#### [Given exercise]
The material below should be written out in full and exactly; pictures stay out of the copy.

##############################

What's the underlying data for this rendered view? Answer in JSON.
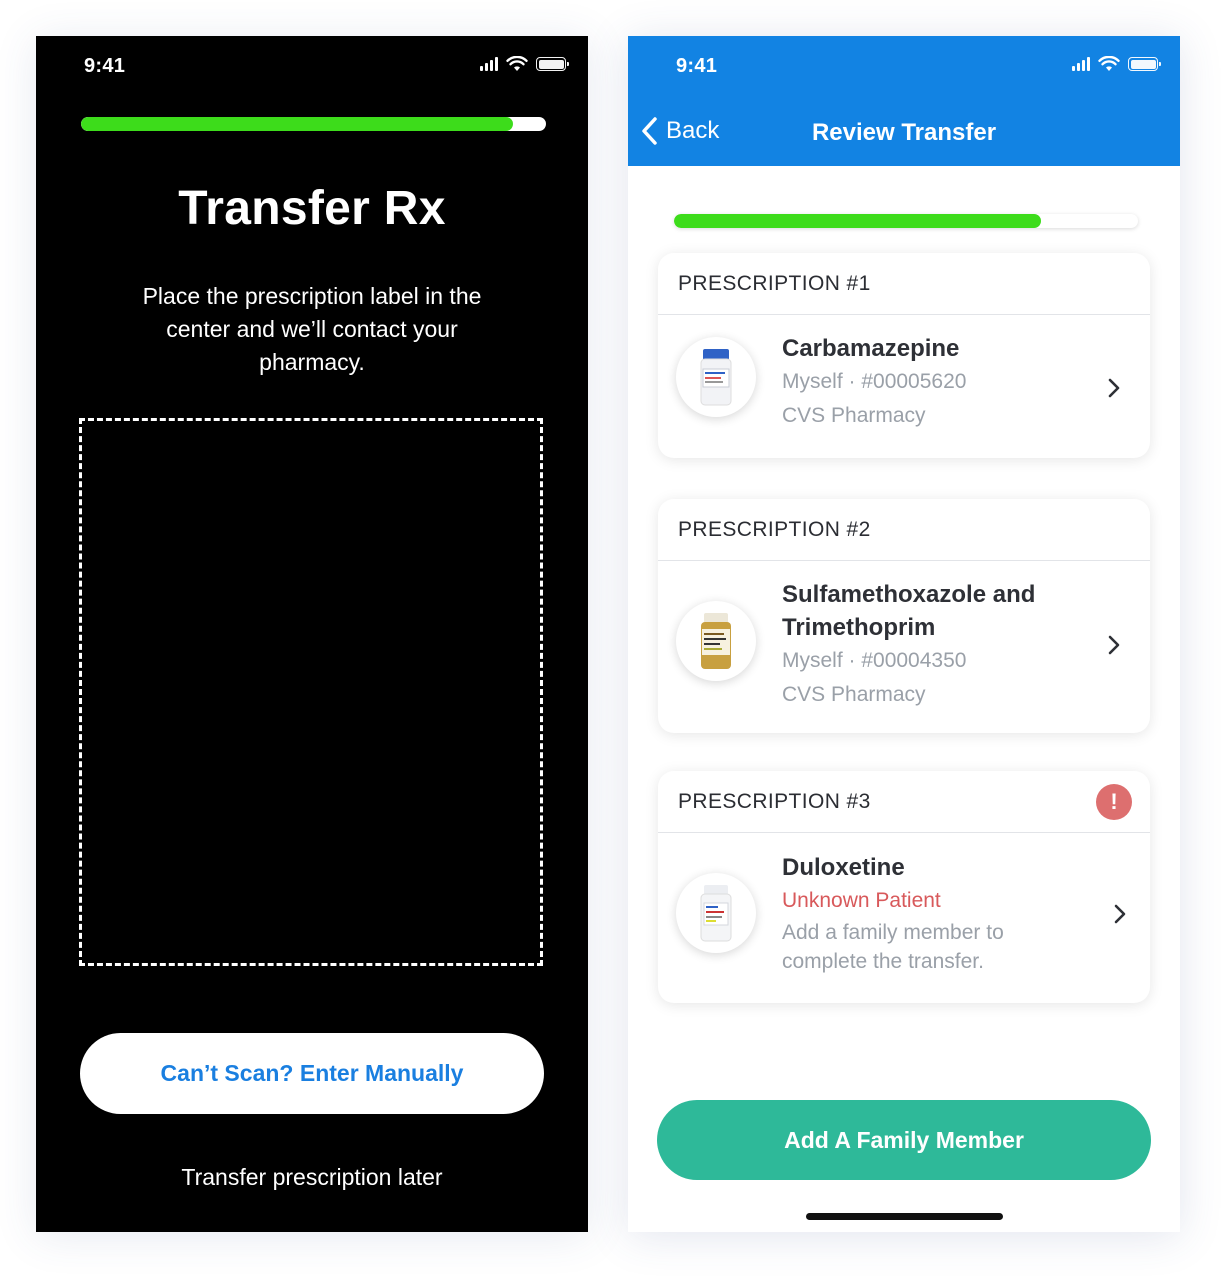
{
  "left_screen": {
    "status_time": "9:41",
    "progress": 0.93,
    "title": "Transfer Rx",
    "instructions": "Place the prescription label in the center and we’ll contact your pharmacy.",
    "manual_button": "Can’t Scan? Enter Manually",
    "later_link": "Transfer prescription later"
  },
  "right_screen": {
    "status_time": "9:41",
    "back_label": "Back",
    "nav_title": "Review Transfer",
    "progress": 0.79,
    "prescriptions": [
      {
        "header": "PRESCRIPTION #1",
        "name": "Carbamazepine",
        "patient_line": "Myself · #00005620",
        "pharmacy": "CVS Pharmacy"
      },
      {
        "header": "PRESCRIPTION #2",
        "name_line1": "Sulfamethoxazole and",
        "name_line2": "Trimethoprim",
        "patient_line": "Myself · #00004350",
        "pharmacy": "CVS Pharmacy"
      },
      {
        "header": "PRESCRIPTION #3",
        "name": "Duloxetine",
        "patient_line": "Unknown Patient",
        "note_line1": "Add a family member to",
        "note_line2": "complete the transfer.",
        "alert_icon": "!"
      }
    ],
    "family_button": "Add A Family Member"
  },
  "colors": {
    "progress_green": "#3ddc1b",
    "nav_blue": "#1283e3",
    "button_teal": "#2eb999",
    "error_red": "#d8595b",
    "link_blue": "#1a7fe0"
  },
  "icons": [
    "signal-icon",
    "wifi-icon",
    "battery-icon",
    "back-chevron-icon",
    "chevron-right-icon",
    "alert-icon",
    "pill-bottle-icon"
  ]
}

##############################

#### [Answer to this problem]
What's the underlying data for this rendered view? Answer in JSON.
{
  "left_screen": {
    "status_time": "9:41",
    "progress": 0.93,
    "title": "Transfer Rx",
    "instructions": "Place the prescription label in the center and we’ll contact your pharmacy.",
    "manual_button": "Can’t Scan? Enter Manually",
    "later_link": "Transfer prescription later"
  },
  "right_screen": {
    "status_time": "9:41",
    "back_label": "Back",
    "nav_title": "Review Transfer",
    "progress": 0.79,
    "prescriptions": [
      {
        "header": "PRESCRIPTION #1",
        "name": "Carbamazepine",
        "patient_line": "Myself · #00005620",
        "pharmacy": "CVS Pharmacy"
      },
      {
        "header": "PRESCRIPTION #2",
        "name_line1": "Sulfamethoxazole and",
        "name_line2": "Trimethoprim",
        "patient_line": "Myself · #00004350",
        "pharmacy": "CVS Pharmacy"
      },
      {
        "header": "PRESCRIPTION #3",
        "name": "Duloxetine",
        "patient_line": "Unknown Patient",
        "note_line1": "Add a family member to",
        "note_line2": "complete the transfer.",
        "alert_icon": "!"
      }
    ],
    "family_button": "Add A Family Member"
  },
  "colors": {
    "progress_green": "#3ddc1b",
    "nav_blue": "#1283e3",
    "button_teal": "#2eb999",
    "error_red": "#d8595b",
    "link_blue": "#1a7fe0"
  },
  "icons": [
    "signal-icon",
    "wifi-icon",
    "battery-icon",
    "back-chevron-icon",
    "chevron-right-icon",
    "alert-icon",
    "pill-bottle-icon"
  ]
}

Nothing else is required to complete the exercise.